◆ WHAT YOU WILL DO ◆
Identify each line in the records below that contains the word "icon", and copy it.

◆ LISTING ◆
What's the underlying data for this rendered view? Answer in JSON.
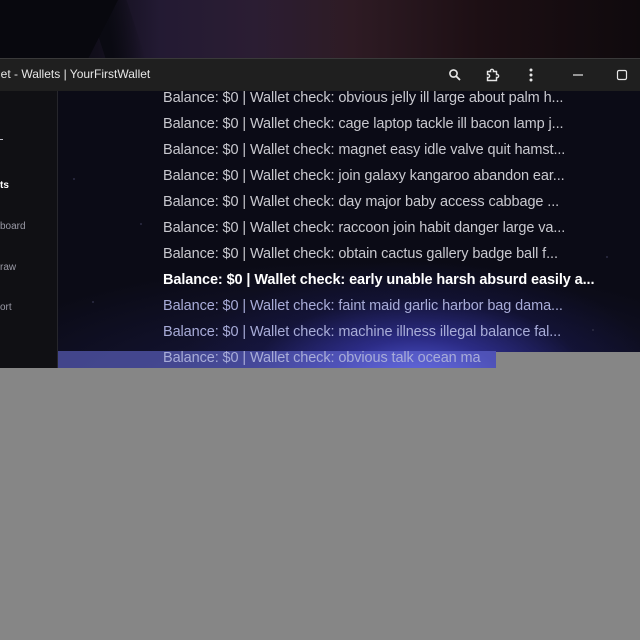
{
  "window": {
    "title": "let - Wallets | YourFirstWallet",
    "controls": {
      "zoom_icon": "magnifier-icon",
      "extensions_icon": "puzzle-icon",
      "menu_icon": "kebab-menu-icon",
      "minimize_icon": "minimize-icon",
      "maximize_icon": "maximize-icon"
    }
  },
  "sidebar": {
    "items": [
      {
        "label": "ts",
        "active": true
      },
      {
        "label": "board",
        "active": false
      },
      {
        "label": "raw",
        "active": false
      },
      {
        "label": "ort",
        "active": false
      }
    ]
  },
  "wallets": [
    {
      "text": "Balance: $0 | Wallet check: obvious jelly ill large about palm h..."
    },
    {
      "text": "Balance: $0 | Wallet check: cage laptop tackle ill bacon lamp j..."
    },
    {
      "text": "Balance: $0 | Wallet check: magnet easy idle valve quit hamst..."
    },
    {
      "text": "Balance: $0 | Wallet check: join galaxy kangaroo abandon ear..."
    },
    {
      "text": "Balance: $0 | Wallet check: day major baby access cabbage ..."
    },
    {
      "text": "Balance: $0 | Wallet check: raccoon join habit danger large va..."
    },
    {
      "text": "Balance: $0 | Wallet check: obtain cactus gallery badge ball f..."
    },
    {
      "text": "Balance: $0 | Wallet check: early unable harsh absurd easily a..."
    },
    {
      "text": "Balance: $0 | Wallet check: faint maid garlic harbor bag dama..."
    },
    {
      "text": "Balance: $0 | Wallet check: machine illness illegal balance fal..."
    },
    {
      "text": "Balance: $0 | Wallet check: obvious talk ocean ma"
    }
  ],
  "colors": {
    "accent": "#5a5ed0",
    "titlebar": "#1f1f1f",
    "background": "#0b0b16"
  }
}
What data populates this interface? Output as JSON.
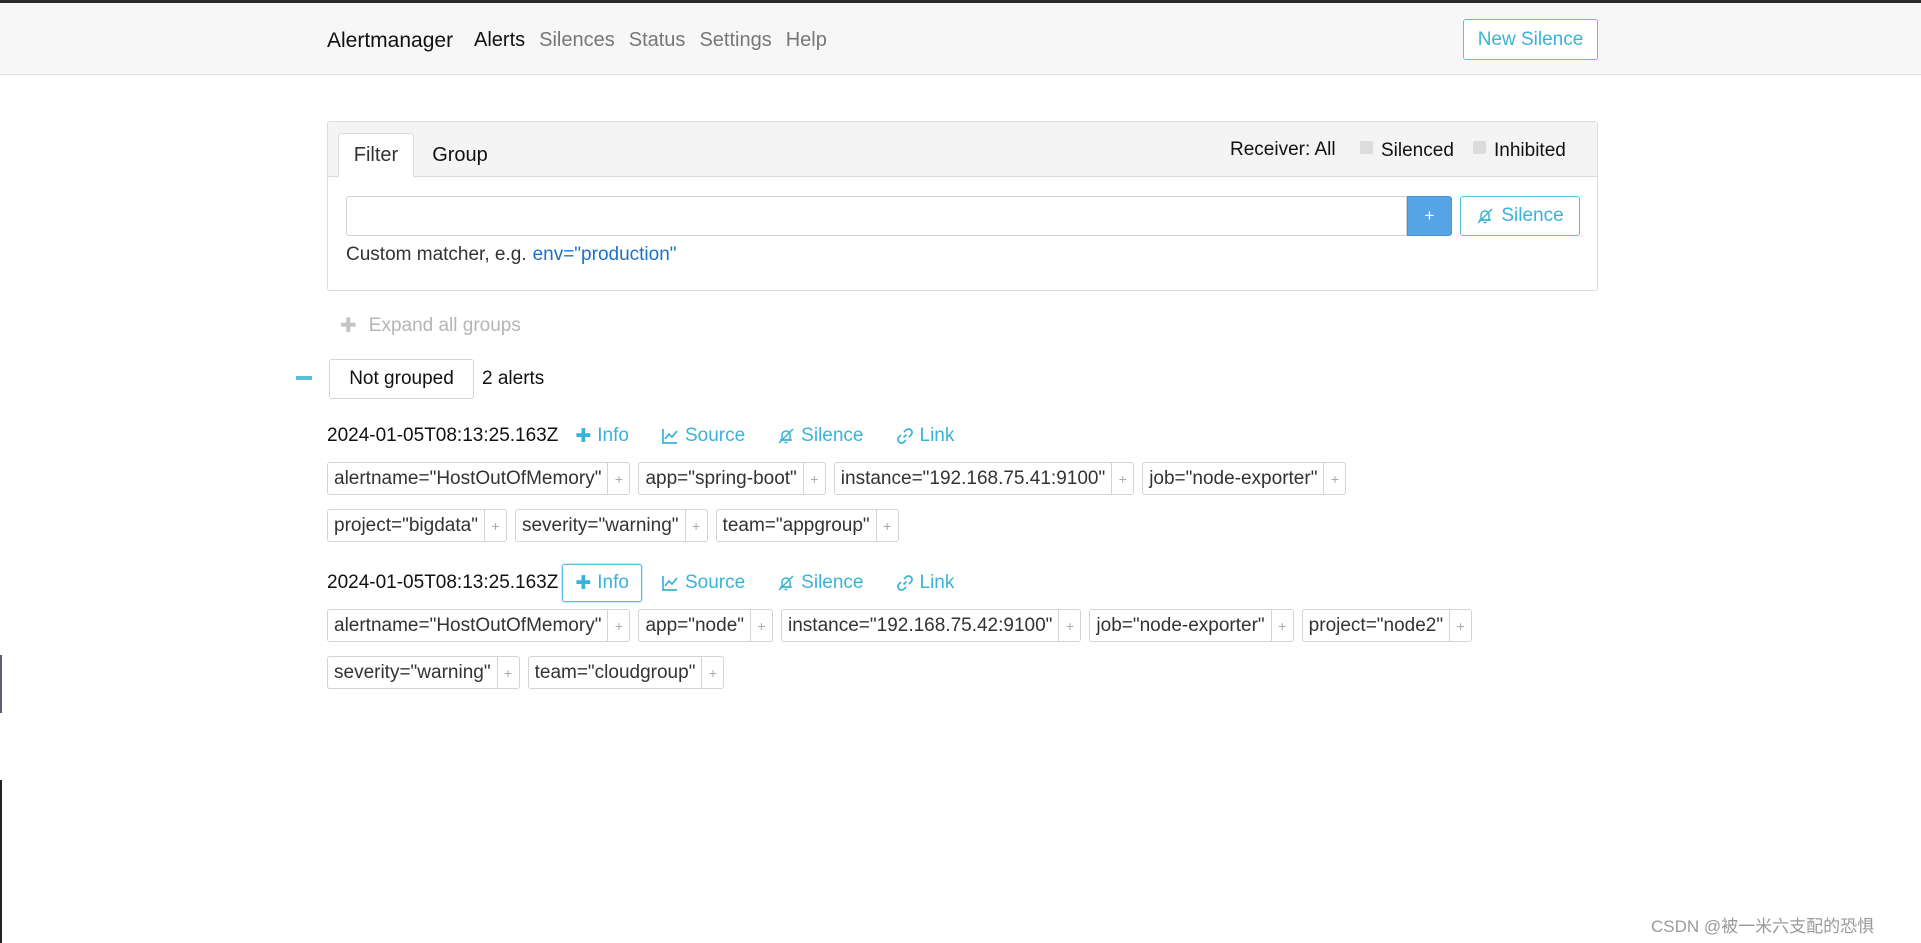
{
  "app": {
    "brand": "Alertmanager",
    "nav": [
      "Alerts",
      "Silences",
      "Status",
      "Settings",
      "Help"
    ],
    "new_silence_label": "New Silence"
  },
  "filter": {
    "tabs": [
      "Filter",
      "Group"
    ],
    "receiver_label": "Receiver: All",
    "silenced_label": "Silenced",
    "inhibited_label": "Inhibited",
    "input_value": "",
    "add_label": "+",
    "silence_label": "Silence",
    "hint_text": "Custom matcher, e.g.",
    "hint_code": "env=\"production\""
  },
  "expand_all_label": "Expand all groups",
  "group": {
    "name": "Not grouped",
    "count_label": "2 alerts"
  },
  "actions": {
    "info": "Info",
    "source": "Source",
    "silence": "Silence",
    "link": "Link"
  },
  "alerts": [
    {
      "timestamp": "2024-01-05T08:13:25.163Z",
      "labels": [
        "alertname=\"HostOutOfMemory\"",
        "app=\"spring-boot\"",
        "instance=\"192.168.75.41:9100\"",
        "job=\"node-exporter\"",
        "project=\"bigdata\"",
        "severity=\"warning\"",
        "team=\"appgroup\""
      ]
    },
    {
      "timestamp": "2024-01-05T08:13:25.163Z",
      "labels": [
        "alertname=\"HostOutOfMemory\"",
        "app=\"node\"",
        "instance=\"192.168.75.42:9100\"",
        "job=\"node-exporter\"",
        "project=\"node2\"",
        "severity=\"warning\"",
        "team=\"cloudgroup\""
      ]
    }
  ],
  "label_add_symbol": "+",
  "watermark": "CSDN @被一米六支配的恐惧"
}
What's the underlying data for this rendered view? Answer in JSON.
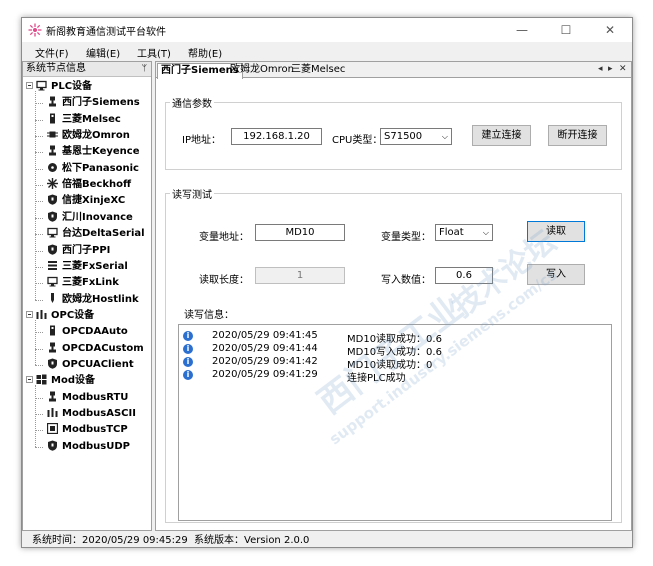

◆ SOLUTION TO THIS TASK ◆
      "zoom_icon": "magnifier-icon",
      "extensions_icon": "puzzle-icon",
      "menu_icon": "kebab-menu-icon",
      "minimize_icon": "minimize-icon",
      "maximize_icon": "maximize-icon"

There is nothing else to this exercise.